Problem statement - Quote the listing below in its entirety, omitting every image.

Records for the task -

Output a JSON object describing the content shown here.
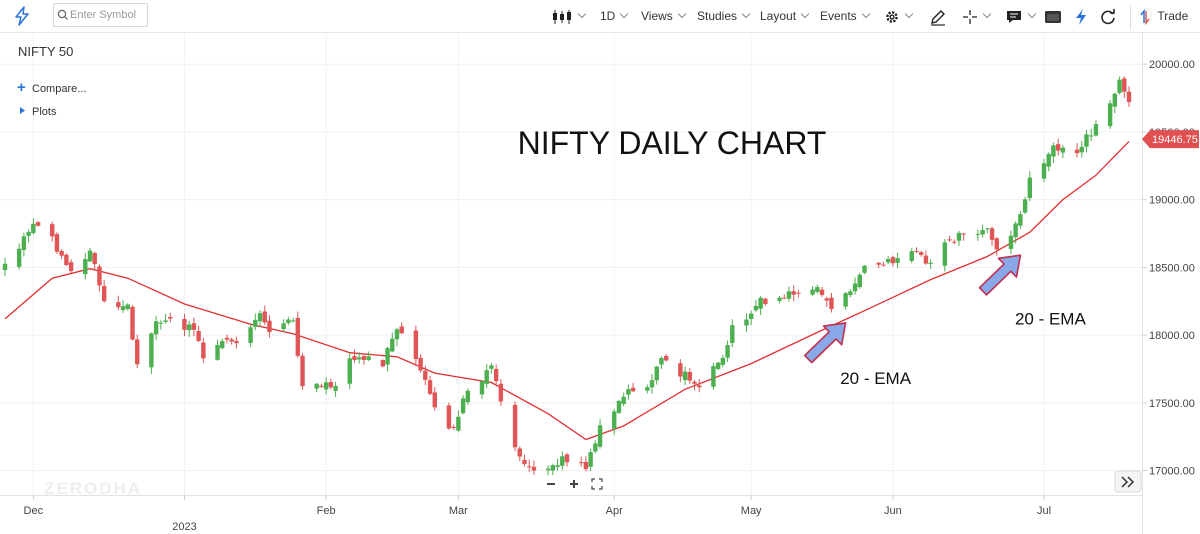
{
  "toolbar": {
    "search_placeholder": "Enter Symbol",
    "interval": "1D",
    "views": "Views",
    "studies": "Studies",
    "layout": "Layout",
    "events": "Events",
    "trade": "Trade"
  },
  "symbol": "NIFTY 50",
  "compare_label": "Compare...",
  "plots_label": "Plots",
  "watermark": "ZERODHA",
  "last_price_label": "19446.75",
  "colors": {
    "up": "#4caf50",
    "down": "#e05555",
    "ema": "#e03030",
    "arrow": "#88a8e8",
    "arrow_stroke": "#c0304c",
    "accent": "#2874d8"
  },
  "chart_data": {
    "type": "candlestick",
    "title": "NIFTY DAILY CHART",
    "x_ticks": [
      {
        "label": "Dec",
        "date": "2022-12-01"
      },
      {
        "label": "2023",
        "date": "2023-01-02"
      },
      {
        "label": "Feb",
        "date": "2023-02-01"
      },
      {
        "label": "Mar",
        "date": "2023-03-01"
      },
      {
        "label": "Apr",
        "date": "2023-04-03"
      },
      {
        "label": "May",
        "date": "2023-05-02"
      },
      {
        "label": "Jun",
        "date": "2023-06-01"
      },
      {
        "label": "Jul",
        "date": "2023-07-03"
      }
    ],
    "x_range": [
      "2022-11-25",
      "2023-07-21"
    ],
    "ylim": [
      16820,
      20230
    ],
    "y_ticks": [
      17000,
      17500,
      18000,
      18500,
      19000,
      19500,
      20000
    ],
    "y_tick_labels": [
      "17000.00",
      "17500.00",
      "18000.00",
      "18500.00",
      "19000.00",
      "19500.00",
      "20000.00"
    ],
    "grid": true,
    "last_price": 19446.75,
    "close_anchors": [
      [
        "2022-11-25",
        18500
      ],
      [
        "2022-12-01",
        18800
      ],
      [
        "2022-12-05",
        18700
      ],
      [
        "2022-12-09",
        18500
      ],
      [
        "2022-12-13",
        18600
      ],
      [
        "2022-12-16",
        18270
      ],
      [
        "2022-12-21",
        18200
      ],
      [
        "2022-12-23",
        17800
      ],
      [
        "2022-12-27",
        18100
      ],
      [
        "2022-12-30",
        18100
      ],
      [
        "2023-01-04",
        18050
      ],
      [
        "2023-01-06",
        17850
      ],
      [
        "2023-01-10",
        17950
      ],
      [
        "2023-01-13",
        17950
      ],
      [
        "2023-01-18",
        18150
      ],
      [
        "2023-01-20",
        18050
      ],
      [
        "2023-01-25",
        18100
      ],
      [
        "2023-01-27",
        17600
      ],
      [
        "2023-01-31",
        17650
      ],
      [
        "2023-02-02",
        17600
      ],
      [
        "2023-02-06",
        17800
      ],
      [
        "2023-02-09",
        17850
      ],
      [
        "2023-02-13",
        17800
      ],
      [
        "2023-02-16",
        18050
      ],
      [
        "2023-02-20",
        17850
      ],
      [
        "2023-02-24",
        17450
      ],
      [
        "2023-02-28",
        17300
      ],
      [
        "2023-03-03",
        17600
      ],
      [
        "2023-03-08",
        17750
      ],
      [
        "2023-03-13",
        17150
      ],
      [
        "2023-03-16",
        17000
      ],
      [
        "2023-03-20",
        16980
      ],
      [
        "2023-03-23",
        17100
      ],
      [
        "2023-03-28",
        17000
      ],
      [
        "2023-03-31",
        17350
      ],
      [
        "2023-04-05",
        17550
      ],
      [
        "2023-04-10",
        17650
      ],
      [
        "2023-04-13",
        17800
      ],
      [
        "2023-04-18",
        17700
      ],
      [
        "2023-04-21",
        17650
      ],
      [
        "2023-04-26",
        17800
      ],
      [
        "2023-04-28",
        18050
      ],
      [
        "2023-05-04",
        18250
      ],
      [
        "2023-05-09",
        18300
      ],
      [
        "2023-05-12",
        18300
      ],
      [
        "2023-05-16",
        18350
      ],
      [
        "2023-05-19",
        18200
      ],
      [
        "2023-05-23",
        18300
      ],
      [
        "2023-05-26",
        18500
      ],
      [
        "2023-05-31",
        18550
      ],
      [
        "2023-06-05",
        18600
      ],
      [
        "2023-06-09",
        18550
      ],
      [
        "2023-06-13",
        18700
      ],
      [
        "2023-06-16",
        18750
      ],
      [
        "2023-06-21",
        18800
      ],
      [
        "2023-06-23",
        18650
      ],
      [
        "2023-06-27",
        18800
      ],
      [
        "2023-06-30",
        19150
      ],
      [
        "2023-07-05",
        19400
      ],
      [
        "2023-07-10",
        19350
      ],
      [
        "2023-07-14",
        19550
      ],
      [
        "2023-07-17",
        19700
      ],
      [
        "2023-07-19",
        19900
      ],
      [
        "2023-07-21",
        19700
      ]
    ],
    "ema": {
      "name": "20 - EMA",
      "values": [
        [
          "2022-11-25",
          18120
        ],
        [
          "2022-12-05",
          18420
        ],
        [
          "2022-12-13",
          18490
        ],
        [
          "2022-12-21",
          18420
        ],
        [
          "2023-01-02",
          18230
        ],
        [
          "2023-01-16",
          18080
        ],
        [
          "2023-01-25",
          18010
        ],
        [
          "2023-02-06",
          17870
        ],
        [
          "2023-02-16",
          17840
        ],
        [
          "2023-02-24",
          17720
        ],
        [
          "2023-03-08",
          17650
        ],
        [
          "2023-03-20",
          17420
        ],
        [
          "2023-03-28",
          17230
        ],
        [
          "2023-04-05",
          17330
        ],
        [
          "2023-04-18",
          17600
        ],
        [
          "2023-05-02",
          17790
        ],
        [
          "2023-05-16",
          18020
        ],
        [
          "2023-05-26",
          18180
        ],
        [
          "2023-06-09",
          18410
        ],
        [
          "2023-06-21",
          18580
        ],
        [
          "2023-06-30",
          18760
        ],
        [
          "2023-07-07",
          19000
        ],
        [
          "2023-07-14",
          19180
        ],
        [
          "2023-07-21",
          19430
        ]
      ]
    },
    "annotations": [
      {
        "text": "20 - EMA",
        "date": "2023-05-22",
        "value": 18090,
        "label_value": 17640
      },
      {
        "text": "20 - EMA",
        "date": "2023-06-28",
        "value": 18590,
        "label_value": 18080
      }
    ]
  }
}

Reply to the exercise -
Output a JSON object describing the content shown here.
{
  "toolbar": {
    "search_placeholder": "Enter Symbol",
    "interval": "1D",
    "views": "Views",
    "studies": "Studies",
    "layout": "Layout",
    "events": "Events",
    "trade": "Trade"
  },
  "symbol": "NIFTY 50",
  "compare_label": "Compare...",
  "plots_label": "Plots",
  "watermark": "ZERODHA",
  "last_price_label": "19446.75",
  "colors": {
    "up": "#4caf50",
    "down": "#e05555",
    "ema": "#e03030",
    "arrow": "#88a8e8",
    "arrow_stroke": "#c0304c",
    "accent": "#2874d8"
  },
  "chart_data": {
    "type": "candlestick",
    "title": "NIFTY DAILY CHART",
    "x_ticks": [
      {
        "label": "Dec",
        "date": "2022-12-01"
      },
      {
        "label": "2023",
        "date": "2023-01-02"
      },
      {
        "label": "Feb",
        "date": "2023-02-01"
      },
      {
        "label": "Mar",
        "date": "2023-03-01"
      },
      {
        "label": "Apr",
        "date": "2023-04-03"
      },
      {
        "label": "May",
        "date": "2023-05-02"
      },
      {
        "label": "Jun",
        "date": "2023-06-01"
      },
      {
        "label": "Jul",
        "date": "2023-07-03"
      }
    ],
    "x_range": [
      "2022-11-25",
      "2023-07-21"
    ],
    "ylim": [
      16820,
      20230
    ],
    "y_ticks": [
      17000,
      17500,
      18000,
      18500,
      19000,
      19500,
      20000
    ],
    "y_tick_labels": [
      "17000.00",
      "17500.00",
      "18000.00",
      "18500.00",
      "19000.00",
      "19500.00",
      "20000.00"
    ],
    "grid": true,
    "last_price": 19446.75,
    "close_anchors": [
      [
        "2022-11-25",
        18500
      ],
      [
        "2022-12-01",
        18800
      ],
      [
        "2022-12-05",
        18700
      ],
      [
        "2022-12-09",
        18500
      ],
      [
        "2022-12-13",
        18600
      ],
      [
        "2022-12-16",
        18270
      ],
      [
        "2022-12-21",
        18200
      ],
      [
        "2022-12-23",
        17800
      ],
      [
        "2022-12-27",
        18100
      ],
      [
        "2022-12-30",
        18100
      ],
      [
        "2023-01-04",
        18050
      ],
      [
        "2023-01-06",
        17850
      ],
      [
        "2023-01-10",
        17950
      ],
      [
        "2023-01-13",
        17950
      ],
      [
        "2023-01-18",
        18150
      ],
      [
        "2023-01-20",
        18050
      ],
      [
        "2023-01-25",
        18100
      ],
      [
        "2023-01-27",
        17600
      ],
      [
        "2023-01-31",
        17650
      ],
      [
        "2023-02-02",
        17600
      ],
      [
        "2023-02-06",
        17800
      ],
      [
        "2023-02-09",
        17850
      ],
      [
        "2023-02-13",
        17800
      ],
      [
        "2023-02-16",
        18050
      ],
      [
        "2023-02-20",
        17850
      ],
      [
        "2023-02-24",
        17450
      ],
      [
        "2023-02-28",
        17300
      ],
      [
        "2023-03-03",
        17600
      ],
      [
        "2023-03-08",
        17750
      ],
      [
        "2023-03-13",
        17150
      ],
      [
        "2023-03-16",
        17000
      ],
      [
        "2023-03-20",
        16980
      ],
      [
        "2023-03-23",
        17100
      ],
      [
        "2023-03-28",
        17000
      ],
      [
        "2023-03-31",
        17350
      ],
      [
        "2023-04-05",
        17550
      ],
      [
        "2023-04-10",
        17650
      ],
      [
        "2023-04-13",
        17800
      ],
      [
        "2023-04-18",
        17700
      ],
      [
        "2023-04-21",
        17650
      ],
      [
        "2023-04-26",
        17800
      ],
      [
        "2023-04-28",
        18050
      ],
      [
        "2023-05-04",
        18250
      ],
      [
        "2023-05-09",
        18300
      ],
      [
        "2023-05-12",
        18300
      ],
      [
        "2023-05-16",
        18350
      ],
      [
        "2023-05-19",
        18200
      ],
      [
        "2023-05-23",
        18300
      ],
      [
        "2023-05-26",
        18500
      ],
      [
        "2023-05-31",
        18550
      ],
      [
        "2023-06-05",
        18600
      ],
      [
        "2023-06-09",
        18550
      ],
      [
        "2023-06-13",
        18700
      ],
      [
        "2023-06-16",
        18750
      ],
      [
        "2023-06-21",
        18800
      ],
      [
        "2023-06-23",
        18650
      ],
      [
        "2023-06-27",
        18800
      ],
      [
        "2023-06-30",
        19150
      ],
      [
        "2023-07-05",
        19400
      ],
      [
        "2023-07-10",
        19350
      ],
      [
        "2023-07-14",
        19550
      ],
      [
        "2023-07-17",
        19700
      ],
      [
        "2023-07-19",
        19900
      ],
      [
        "2023-07-21",
        19700
      ]
    ],
    "ema": {
      "name": "20 - EMA",
      "values": [
        [
          "2022-11-25",
          18120
        ],
        [
          "2022-12-05",
          18420
        ],
        [
          "2022-12-13",
          18490
        ],
        [
          "2022-12-21",
          18420
        ],
        [
          "2023-01-02",
          18230
        ],
        [
          "2023-01-16",
          18080
        ],
        [
          "2023-01-25",
          18010
        ],
        [
          "2023-02-06",
          17870
        ],
        [
          "2023-02-16",
          17840
        ],
        [
          "2023-02-24",
          17720
        ],
        [
          "2023-03-08",
          17650
        ],
        [
          "2023-03-20",
          17420
        ],
        [
          "2023-03-28",
          17230
        ],
        [
          "2023-04-05",
          17330
        ],
        [
          "2023-04-18",
          17600
        ],
        [
          "2023-05-02",
          17790
        ],
        [
          "2023-05-16",
          18020
        ],
        [
          "2023-05-26",
          18180
        ],
        [
          "2023-06-09",
          18410
        ],
        [
          "2023-06-21",
          18580
        ],
        [
          "2023-06-30",
          18760
        ],
        [
          "2023-07-07",
          19000
        ],
        [
          "2023-07-14",
          19180
        ],
        [
          "2023-07-21",
          19430
        ]
      ]
    },
    "annotations": [
      {
        "text": "20 - EMA",
        "date": "2023-05-22",
        "value": 18090,
        "label_value": 17640
      },
      {
        "text": "20 - EMA",
        "date": "2023-06-28",
        "value": 18590,
        "label_value": 18080
      }
    ]
  }
}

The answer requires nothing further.